[start]

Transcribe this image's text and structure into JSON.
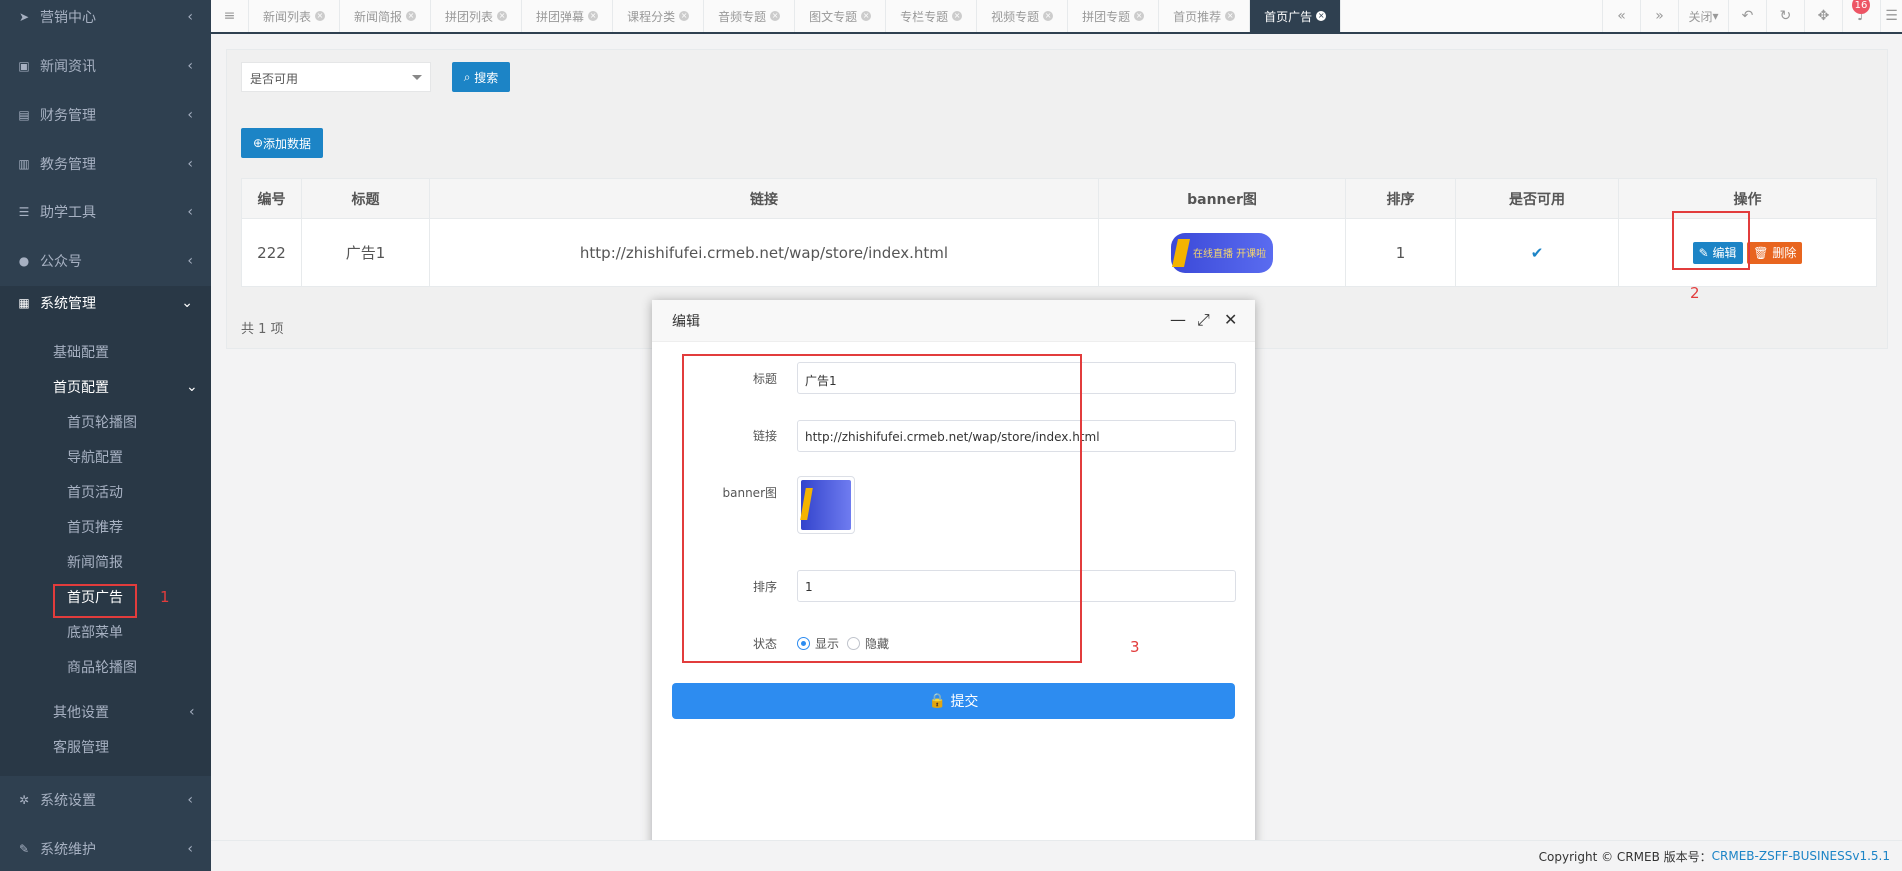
{
  "sidebar": {
    "items": [
      {
        "icon": "paper-plane-icon",
        "label": "营销中心"
      },
      {
        "icon": "image-icon",
        "label": "新闻资讯"
      },
      {
        "icon": "money-icon",
        "label": "财务管理"
      },
      {
        "icon": "book-icon",
        "label": "教务管理"
      },
      {
        "icon": "list-icon",
        "label": "助学工具"
      },
      {
        "icon": "wechat-icon",
        "label": "公众号"
      },
      {
        "icon": "grid-icon",
        "label": "系统管理"
      }
    ],
    "sub": {
      "basic": "基础配置",
      "home_config": "首页配置",
      "home_children": [
        "首页轮播图",
        "导航配置",
        "首页活动",
        "首页推荐",
        "新闻简报",
        "首页广告",
        "底部菜单",
        "商品轮播图"
      ],
      "other": "其他设置",
      "service": "客服管理"
    },
    "bottom": [
      {
        "icon": "gear-icon",
        "label": "系统设置"
      },
      {
        "icon": "wrench-icon",
        "label": "系统维护"
      }
    ]
  },
  "tabs": [
    "新闻列表",
    "新闻简报",
    "拼团列表",
    "拼团弹幕",
    "课程分类",
    "音频专题",
    "图文专题",
    "专栏专题",
    "视频专题",
    "拼团专题",
    "首页推荐",
    "首页广告"
  ],
  "toolbar": {
    "close_label": "关闭",
    "notification_count": "16"
  },
  "filter": {
    "select_value": "是否可用",
    "search_label": "搜索",
    "add_label": "添加数据"
  },
  "table": {
    "headers": [
      "编号",
      "标题",
      "链接",
      "banner图",
      "排序",
      "是否可用",
      "操作"
    ],
    "row": {
      "id": "222",
      "title": "广告1",
      "link": "http://zhishifufei.crmeb.net/wap/store/index.html",
      "sort": "1"
    },
    "edit_label": "编辑",
    "delete_label": "删除",
    "total": "共 1 项"
  },
  "banner_text": "在线直播 开课啦",
  "annotations": {
    "a1": "1",
    "a2": "2",
    "a3": "3"
  },
  "modal": {
    "title": "编辑",
    "labels": {
      "title": "标题",
      "link": "链接",
      "banner": "banner图",
      "sort": "排序",
      "status": "状态"
    },
    "values": {
      "title": "广告1",
      "link": "http://zhishifufei.crmeb.net/wap/store/index.html",
      "sort": "1"
    },
    "status_show": "显示",
    "status_hide": "隐藏",
    "submit_label": "提交"
  },
  "footer": {
    "copyright": "Copyright © CRMEB 版本号：",
    "version": "CRMEB-ZSFF-BUSINESSv1.5.1"
  },
  "colors": {
    "sidebar": "#2f4050",
    "primary": "#1c84c6",
    "submit": "#2d8cf0",
    "annotation": "#e23c3c"
  }
}
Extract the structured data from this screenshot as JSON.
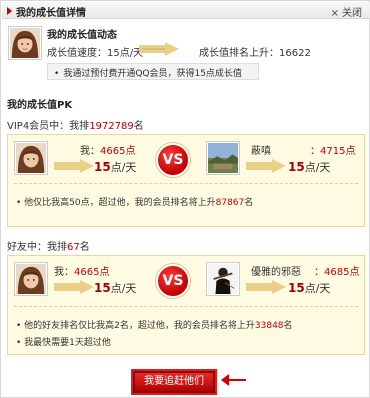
{
  "window": {
    "title": "我的成长值详情",
    "close_label": "关闭",
    "close_glyph": "×"
  },
  "dynamic": {
    "title": "我的成长值动态",
    "speed": "成长值速度：15点/天",
    "rank": "成长值排名上升：16622",
    "tip_bullet": "•",
    "tip": "我通过预付费开通QQ会员，获得15点成长值"
  },
  "pk": {
    "title": "我的成长值PK",
    "vip_section": {
      "prefix": "VIP4会员中：我排",
      "rank": "1972789",
      "suffix": "名",
      "me": {
        "label": "我：",
        "value": "4665点",
        "rate": "15",
        "rate_unit": "点/天"
      },
      "vs": "VS",
      "opponent": {
        "name": "蔽嗔",
        "value": "：4715点",
        "rate": "15",
        "rate_unit": "点/天"
      },
      "info": {
        "text": "• 他仅比我高50点，超过他，我的会员排名将上升",
        "num": "87867",
        "suffix": "名"
      }
    },
    "friend_section": {
      "prefix": "好友中：我排",
      "rank": "67",
      "suffix": "名",
      "me": {
        "label": "我：",
        "value": "4665点",
        "rate": "15",
        "rate_unit": "点/天"
      },
      "vs": "VS",
      "opponent": {
        "name": "優雅的邪惡",
        "value": "：4685点",
        "rate": "15",
        "rate_unit": "点/天"
      },
      "info1": {
        "text": "• 他的好友排名仅比我高2名，超过他，我的会员排名将上升",
        "num": "33848",
        "suffix": "名"
      },
      "info2": "• 我最快需要1天超过他"
    }
  },
  "action": {
    "chase_label": "我要追赶他们"
  },
  "colors": {
    "accent": "#c40000",
    "panel_bg": "#fffbe3",
    "panel_border": "#ecd79c"
  },
  "icons": [
    "arrow-right-icon",
    "close-icon",
    "user-avatar-icon",
    "vs-badge-icon",
    "progress-arrow-icon",
    "red-pointer-arrow-icon"
  ]
}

[end]

● Exercise prompt
Make an exact copy of the whole listing, but don't bring over any pictures.

● Response for this exercise
Transcribe this image's text and structure into JSON.
{
  "sidebar": {
    "items": [
      {
        "icon": "paper-plane-icon",
        "label": "营销中心"
      },
      {
        "icon": "image-icon",
        "label": "新闻资讯"
      },
      {
        "icon": "money-icon",
        "label": "财务管理"
      },
      {
        "icon": "book-icon",
        "label": "教务管理"
      },
      {
        "icon": "list-icon",
        "label": "助学工具"
      },
      {
        "icon": "wechat-icon",
        "label": "公众号"
      },
      {
        "icon": "grid-icon",
        "label": "系统管理"
      }
    ],
    "sub": {
      "basic": "基础配置",
      "home_config": "首页配置",
      "home_children": [
        "首页轮播图",
        "导航配置",
        "首页活动",
        "首页推荐",
        "新闻简报",
        "首页广告",
        "底部菜单",
        "商品轮播图"
      ],
      "other": "其他设置",
      "service": "客服管理"
    },
    "bottom": [
      {
        "icon": "gear-icon",
        "label": "系统设置"
      },
      {
        "icon": "wrench-icon",
        "label": "系统维护"
      }
    ]
  },
  "tabs": [
    "新闻列表",
    "新闻简报",
    "拼团列表",
    "拼团弹幕",
    "课程分类",
    "音频专题",
    "图文专题",
    "专栏专题",
    "视频专题",
    "拼团专题",
    "首页推荐",
    "首页广告"
  ],
  "toolbar": {
    "close_label": "关闭",
    "notification_count": "16"
  },
  "filter": {
    "select_value": "是否可用",
    "search_label": "搜索",
    "add_label": "添加数据"
  },
  "table": {
    "headers": [
      "编号",
      "标题",
      "链接",
      "banner图",
      "排序",
      "是否可用",
      "操作"
    ],
    "row": {
      "id": "222",
      "title": "广告1",
      "link": "http://zhishifufei.crmeb.net/wap/store/index.html",
      "sort": "1"
    },
    "edit_label": "编辑",
    "delete_label": "删除",
    "total": "共 1 项"
  },
  "banner_text": "在线直播 开课啦",
  "annotations": {
    "a1": "1",
    "a2": "2",
    "a3": "3"
  },
  "modal": {
    "title": "编辑",
    "labels": {
      "title": "标题",
      "link": "链接",
      "banner": "banner图",
      "sort": "排序",
      "status": "状态"
    },
    "values": {
      "title": "广告1",
      "link": "http://zhishifufei.crmeb.net/wap/store/index.html",
      "sort": "1"
    },
    "status_show": "显示",
    "status_hide": "隐藏",
    "submit_label": "提交"
  },
  "footer": {
    "copyright": "Copyright © CRMEB 版本号：",
    "version": "CRMEB-ZSFF-BUSINESSv1.5.1"
  },
  "colors": {
    "sidebar": "#2f4050",
    "primary": "#1c84c6",
    "submit": "#2d8cf0",
    "annotation": "#e23c3c"
  }
}
Extract the structured data from this screenshot as JSON.
{
  "window": {
    "title": "我的成长值详情",
    "close_label": "关闭",
    "close_glyph": "×"
  },
  "dynamic": {
    "title": "我的成长值动态",
    "speed": "成长值速度：15点/天",
    "rank": "成长值排名上升：16622",
    "tip_bullet": "•",
    "tip": "我通过预付费开通QQ会员，获得15点成长值"
  },
  "pk": {
    "title": "我的成长值PK",
    "vip_section": {
      "prefix": "VIP4会员中：我排",
      "rank": "1972789",
      "suffix": "名",
      "me": {
        "label": "我：",
        "value": "4665点",
        "rate": "15",
        "rate_unit": "点/天"
      },
      "vs": "VS",
      "opponent": {
        "name": "蔽嗔",
        "value": "：4715点",
        "rate": "15",
        "rate_unit": "点/天"
      },
      "info": {
        "text": "• 他仅比我高50点，超过他，我的会员排名将上升",
        "num": "87867",
        "suffix": "名"
      }
    },
    "friend_section": {
      "prefix": "好友中：我排",
      "rank": "67",
      "suffix": "名",
      "me": {
        "label": "我：",
        "value": "4665点",
        "rate": "15",
        "rate_unit": "点/天"
      },
      "vs": "VS",
      "opponent": {
        "name": "優雅的邪惡",
        "value": "：4685点",
        "rate": "15",
        "rate_unit": "点/天"
      },
      "info1": {
        "text": "• 他的好友排名仅比我高2名，超过他，我的会员排名将上升",
        "num": "33848",
        "suffix": "名"
      },
      "info2": "• 我最快需要1天超过他"
    }
  },
  "action": {
    "chase_label": "我要追赶他们"
  },
  "colors": {
    "accent": "#c40000",
    "panel_bg": "#fffbe3",
    "panel_border": "#ecd79c"
  },
  "icons": [
    "arrow-right-icon",
    "close-icon",
    "user-avatar-icon",
    "vs-badge-icon",
    "progress-arrow-icon",
    "red-pointer-arrow-icon"
  ]
}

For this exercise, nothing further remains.